• [Given problem]:
Verbatim output of all the material below is required.

• [Excerpt from a dataset]:
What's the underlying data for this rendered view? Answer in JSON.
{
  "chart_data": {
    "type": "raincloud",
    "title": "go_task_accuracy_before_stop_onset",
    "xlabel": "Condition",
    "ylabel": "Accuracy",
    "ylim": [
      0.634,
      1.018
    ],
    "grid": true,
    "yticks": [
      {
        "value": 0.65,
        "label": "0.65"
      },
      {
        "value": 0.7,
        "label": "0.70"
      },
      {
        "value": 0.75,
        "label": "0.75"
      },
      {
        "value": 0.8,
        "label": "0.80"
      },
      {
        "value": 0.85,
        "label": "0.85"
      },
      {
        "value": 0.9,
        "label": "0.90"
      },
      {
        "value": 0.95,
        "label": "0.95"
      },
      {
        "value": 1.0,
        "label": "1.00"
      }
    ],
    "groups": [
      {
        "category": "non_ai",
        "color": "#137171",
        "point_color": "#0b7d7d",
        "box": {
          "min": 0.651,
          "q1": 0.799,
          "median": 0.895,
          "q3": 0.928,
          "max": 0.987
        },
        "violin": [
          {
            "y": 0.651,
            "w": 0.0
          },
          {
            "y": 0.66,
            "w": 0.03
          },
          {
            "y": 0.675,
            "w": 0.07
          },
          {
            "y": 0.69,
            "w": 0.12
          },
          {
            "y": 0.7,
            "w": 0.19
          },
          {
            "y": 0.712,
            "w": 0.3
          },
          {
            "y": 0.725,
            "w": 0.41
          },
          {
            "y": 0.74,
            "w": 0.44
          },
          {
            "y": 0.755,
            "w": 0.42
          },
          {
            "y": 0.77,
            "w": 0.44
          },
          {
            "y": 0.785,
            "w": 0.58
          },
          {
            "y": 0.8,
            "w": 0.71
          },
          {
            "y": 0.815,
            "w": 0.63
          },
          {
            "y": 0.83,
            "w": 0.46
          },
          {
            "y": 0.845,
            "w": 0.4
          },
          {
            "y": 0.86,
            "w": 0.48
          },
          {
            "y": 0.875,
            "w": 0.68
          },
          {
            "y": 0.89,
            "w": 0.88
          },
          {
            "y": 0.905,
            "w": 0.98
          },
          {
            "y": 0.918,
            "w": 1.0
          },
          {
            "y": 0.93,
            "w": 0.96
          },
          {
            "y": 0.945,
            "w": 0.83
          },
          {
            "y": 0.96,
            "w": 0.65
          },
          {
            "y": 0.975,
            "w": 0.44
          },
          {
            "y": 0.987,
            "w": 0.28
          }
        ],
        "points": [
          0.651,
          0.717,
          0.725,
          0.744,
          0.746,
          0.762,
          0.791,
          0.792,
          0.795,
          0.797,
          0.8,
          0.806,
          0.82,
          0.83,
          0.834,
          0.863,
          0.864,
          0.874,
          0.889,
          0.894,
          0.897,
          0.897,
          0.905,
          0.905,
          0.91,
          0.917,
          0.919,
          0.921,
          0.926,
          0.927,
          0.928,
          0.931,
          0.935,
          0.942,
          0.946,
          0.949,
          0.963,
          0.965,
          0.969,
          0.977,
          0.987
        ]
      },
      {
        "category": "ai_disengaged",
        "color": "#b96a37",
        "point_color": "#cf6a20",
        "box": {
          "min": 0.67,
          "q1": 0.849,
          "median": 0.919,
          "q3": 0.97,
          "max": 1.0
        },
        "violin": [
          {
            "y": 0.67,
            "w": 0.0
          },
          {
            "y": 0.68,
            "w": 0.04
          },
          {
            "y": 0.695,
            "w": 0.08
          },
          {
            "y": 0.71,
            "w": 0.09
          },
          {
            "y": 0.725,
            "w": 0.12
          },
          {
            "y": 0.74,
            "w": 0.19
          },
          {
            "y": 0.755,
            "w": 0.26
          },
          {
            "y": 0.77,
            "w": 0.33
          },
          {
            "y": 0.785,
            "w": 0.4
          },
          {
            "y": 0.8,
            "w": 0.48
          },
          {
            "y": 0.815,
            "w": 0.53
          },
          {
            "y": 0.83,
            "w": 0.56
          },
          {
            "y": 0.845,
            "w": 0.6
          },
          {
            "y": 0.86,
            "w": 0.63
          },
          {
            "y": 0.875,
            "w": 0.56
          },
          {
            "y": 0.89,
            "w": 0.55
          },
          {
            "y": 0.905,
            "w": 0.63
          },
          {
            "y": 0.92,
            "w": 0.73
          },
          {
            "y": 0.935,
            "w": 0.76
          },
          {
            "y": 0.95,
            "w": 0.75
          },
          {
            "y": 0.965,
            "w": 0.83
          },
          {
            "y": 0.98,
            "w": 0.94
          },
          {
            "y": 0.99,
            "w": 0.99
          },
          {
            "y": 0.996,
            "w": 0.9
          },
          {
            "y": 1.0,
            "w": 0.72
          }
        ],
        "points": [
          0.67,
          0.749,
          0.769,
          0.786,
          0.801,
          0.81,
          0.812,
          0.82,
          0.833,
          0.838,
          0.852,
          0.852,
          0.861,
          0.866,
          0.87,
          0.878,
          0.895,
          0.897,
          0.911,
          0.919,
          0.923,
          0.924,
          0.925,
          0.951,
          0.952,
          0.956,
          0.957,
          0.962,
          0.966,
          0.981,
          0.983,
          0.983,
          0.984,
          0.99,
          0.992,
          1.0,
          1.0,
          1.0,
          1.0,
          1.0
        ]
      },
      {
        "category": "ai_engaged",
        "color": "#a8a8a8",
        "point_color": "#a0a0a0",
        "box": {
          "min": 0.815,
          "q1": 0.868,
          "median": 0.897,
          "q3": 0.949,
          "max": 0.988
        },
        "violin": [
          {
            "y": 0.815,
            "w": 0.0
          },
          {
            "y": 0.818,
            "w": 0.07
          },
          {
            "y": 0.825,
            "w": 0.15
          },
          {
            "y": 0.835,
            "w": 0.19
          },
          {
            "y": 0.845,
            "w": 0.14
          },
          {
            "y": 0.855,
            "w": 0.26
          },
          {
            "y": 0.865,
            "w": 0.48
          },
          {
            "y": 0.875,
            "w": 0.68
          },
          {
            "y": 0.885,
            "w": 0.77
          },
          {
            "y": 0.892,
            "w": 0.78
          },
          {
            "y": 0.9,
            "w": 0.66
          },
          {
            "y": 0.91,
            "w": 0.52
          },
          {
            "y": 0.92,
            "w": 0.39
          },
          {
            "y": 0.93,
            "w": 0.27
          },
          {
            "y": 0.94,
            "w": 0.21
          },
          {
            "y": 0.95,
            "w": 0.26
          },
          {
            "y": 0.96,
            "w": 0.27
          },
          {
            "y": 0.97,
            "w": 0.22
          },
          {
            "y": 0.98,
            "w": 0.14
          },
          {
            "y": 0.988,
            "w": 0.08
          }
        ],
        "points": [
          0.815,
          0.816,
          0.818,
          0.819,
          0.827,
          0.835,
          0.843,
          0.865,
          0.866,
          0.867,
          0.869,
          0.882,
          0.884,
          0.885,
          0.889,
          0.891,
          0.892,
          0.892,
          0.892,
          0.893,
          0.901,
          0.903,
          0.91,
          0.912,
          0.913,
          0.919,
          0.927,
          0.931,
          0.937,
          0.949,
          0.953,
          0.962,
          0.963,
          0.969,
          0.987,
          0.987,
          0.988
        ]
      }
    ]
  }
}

• [Complete response]:
What's the underlying data for this rendered view? Answer in JSON.
{
  "chart_data": {
    "type": "raincloud",
    "title": "go_task_accuracy_before_stop_onset",
    "xlabel": "Condition",
    "ylabel": "Accuracy",
    "ylim": [
      0.634,
      1.018
    ],
    "grid": true,
    "yticks": [
      {
        "value": 0.65,
        "label": "0.65"
      },
      {
        "value": 0.7,
        "label": "0.70"
      },
      {
        "value": 0.75,
        "label": "0.75"
      },
      {
        "value": 0.8,
        "label": "0.80"
      },
      {
        "value": 0.85,
        "label": "0.85"
      },
      {
        "value": 0.9,
        "label": "0.90"
      },
      {
        "value": 0.95,
        "label": "0.95"
      },
      {
        "value": 1.0,
        "label": "1.00"
      }
    ],
    "groups": [
      {
        "category": "non_ai",
        "color": "#137171",
        "point_color": "#0b7d7d",
        "box": {
          "min": 0.651,
          "q1": 0.799,
          "median": 0.895,
          "q3": 0.928,
          "max": 0.987
        },
        "violin": [
          {
            "y": 0.651,
            "w": 0.0
          },
          {
            "y": 0.66,
            "w": 0.03
          },
          {
            "y": 0.675,
            "w": 0.07
          },
          {
            "y": 0.69,
            "w": 0.12
          },
          {
            "y": 0.7,
            "w": 0.19
          },
          {
            "y": 0.712,
            "w": 0.3
          },
          {
            "y": 0.725,
            "w": 0.41
          },
          {
            "y": 0.74,
            "w": 0.44
          },
          {
            "y": 0.755,
            "w": 0.42
          },
          {
            "y": 0.77,
            "w": 0.44
          },
          {
            "y": 0.785,
            "w": 0.58
          },
          {
            "y": 0.8,
            "w": 0.71
          },
          {
            "y": 0.815,
            "w": 0.63
          },
          {
            "y": 0.83,
            "w": 0.46
          },
          {
            "y": 0.845,
            "w": 0.4
          },
          {
            "y": 0.86,
            "w": 0.48
          },
          {
            "y": 0.875,
            "w": 0.68
          },
          {
            "y": 0.89,
            "w": 0.88
          },
          {
            "y": 0.905,
            "w": 0.98
          },
          {
            "y": 0.918,
            "w": 1.0
          },
          {
            "y": 0.93,
            "w": 0.96
          },
          {
            "y": 0.945,
            "w": 0.83
          },
          {
            "y": 0.96,
            "w": 0.65
          },
          {
            "y": 0.975,
            "w": 0.44
          },
          {
            "y": 0.987,
            "w": 0.28
          }
        ],
        "points": [
          0.651,
          0.717,
          0.725,
          0.744,
          0.746,
          0.762,
          0.791,
          0.792,
          0.795,
          0.797,
          0.8,
          0.806,
          0.82,
          0.83,
          0.834,
          0.863,
          0.864,
          0.874,
          0.889,
          0.894,
          0.897,
          0.897,
          0.905,
          0.905,
          0.91,
          0.917,
          0.919,
          0.921,
          0.926,
          0.927,
          0.928,
          0.931,
          0.935,
          0.942,
          0.946,
          0.949,
          0.963,
          0.965,
          0.969,
          0.977,
          0.987
        ]
      },
      {
        "category": "ai_disengaged",
        "color": "#b96a37",
        "point_color": "#cf6a20",
        "box": {
          "min": 0.67,
          "q1": 0.849,
          "median": 0.919,
          "q3": 0.97,
          "max": 1.0
        },
        "violin": [
          {
            "y": 0.67,
            "w": 0.0
          },
          {
            "y": 0.68,
            "w": 0.04
          },
          {
            "y": 0.695,
            "w": 0.08
          },
          {
            "y": 0.71,
            "w": 0.09
          },
          {
            "y": 0.725,
            "w": 0.12
          },
          {
            "y": 0.74,
            "w": 0.19
          },
          {
            "y": 0.755,
            "w": 0.26
          },
          {
            "y": 0.77,
            "w": 0.33
          },
          {
            "y": 0.785,
            "w": 0.4
          },
          {
            "y": 0.8,
            "w": 0.48
          },
          {
            "y": 0.815,
            "w": 0.53
          },
          {
            "y": 0.83,
            "w": 0.56
          },
          {
            "y": 0.845,
            "w": 0.6
          },
          {
            "y": 0.86,
            "w": 0.63
          },
          {
            "y": 0.875,
            "w": 0.56
          },
          {
            "y": 0.89,
            "w": 0.55
          },
          {
            "y": 0.905,
            "w": 0.63
          },
          {
            "y": 0.92,
            "w": 0.73
          },
          {
            "y": 0.935,
            "w": 0.76
          },
          {
            "y": 0.95,
            "w": 0.75
          },
          {
            "y": 0.965,
            "w": 0.83
          },
          {
            "y": 0.98,
            "w": 0.94
          },
          {
            "y": 0.99,
            "w": 0.99
          },
          {
            "y": 0.996,
            "w": 0.9
          },
          {
            "y": 1.0,
            "w": 0.72
          }
        ],
        "points": [
          0.67,
          0.749,
          0.769,
          0.786,
          0.801,
          0.81,
          0.812,
          0.82,
          0.833,
          0.838,
          0.852,
          0.852,
          0.861,
          0.866,
          0.87,
          0.878,
          0.895,
          0.897,
          0.911,
          0.919,
          0.923,
          0.924,
          0.925,
          0.951,
          0.952,
          0.956,
          0.957,
          0.962,
          0.966,
          0.981,
          0.983,
          0.983,
          0.984,
          0.99,
          0.992,
          1.0,
          1.0,
          1.0,
          1.0,
          1.0
        ]
      },
      {
        "category": "ai_engaged",
        "color": "#a8a8a8",
        "point_color": "#a0a0a0",
        "box": {
          "min": 0.815,
          "q1": 0.868,
          "median": 0.897,
          "q3": 0.949,
          "max": 0.988
        },
        "violin": [
          {
            "y": 0.815,
            "w": 0.0
          },
          {
            "y": 0.818,
            "w": 0.07
          },
          {
            "y": 0.825,
            "w": 0.15
          },
          {
            "y": 0.835,
            "w": 0.19
          },
          {
            "y": 0.845,
            "w": 0.14
          },
          {
            "y": 0.855,
            "w": 0.26
          },
          {
            "y": 0.865,
            "w": 0.48
          },
          {
            "y": 0.875,
            "w": 0.68
          },
          {
            "y": 0.885,
            "w": 0.77
          },
          {
            "y": 0.892,
            "w": 0.78
          },
          {
            "y": 0.9,
            "w": 0.66
          },
          {
            "y": 0.91,
            "w": 0.52
          },
          {
            "y": 0.92,
            "w": 0.39
          },
          {
            "y": 0.93,
            "w": 0.27
          },
          {
            "y": 0.94,
            "w": 0.21
          },
          {
            "y": 0.95,
            "w": 0.26
          },
          {
            "y": 0.96,
            "w": 0.27
          },
          {
            "y": 0.97,
            "w": 0.22
          },
          {
            "y": 0.98,
            "w": 0.14
          },
          {
            "y": 0.988,
            "w": 0.08
          }
        ],
        "points": [
          0.815,
          0.816,
          0.818,
          0.819,
          0.827,
          0.835,
          0.843,
          0.865,
          0.866,
          0.867,
          0.869,
          0.882,
          0.884,
          0.885,
          0.889,
          0.891,
          0.892,
          0.892,
          0.892,
          0.893,
          0.901,
          0.903,
          0.91,
          0.912,
          0.913,
          0.919,
          0.927,
          0.931,
          0.937,
          0.949,
          0.953,
          0.962,
          0.963,
          0.969,
          0.987,
          0.987,
          0.988
        ]
      }
    ]
  }
}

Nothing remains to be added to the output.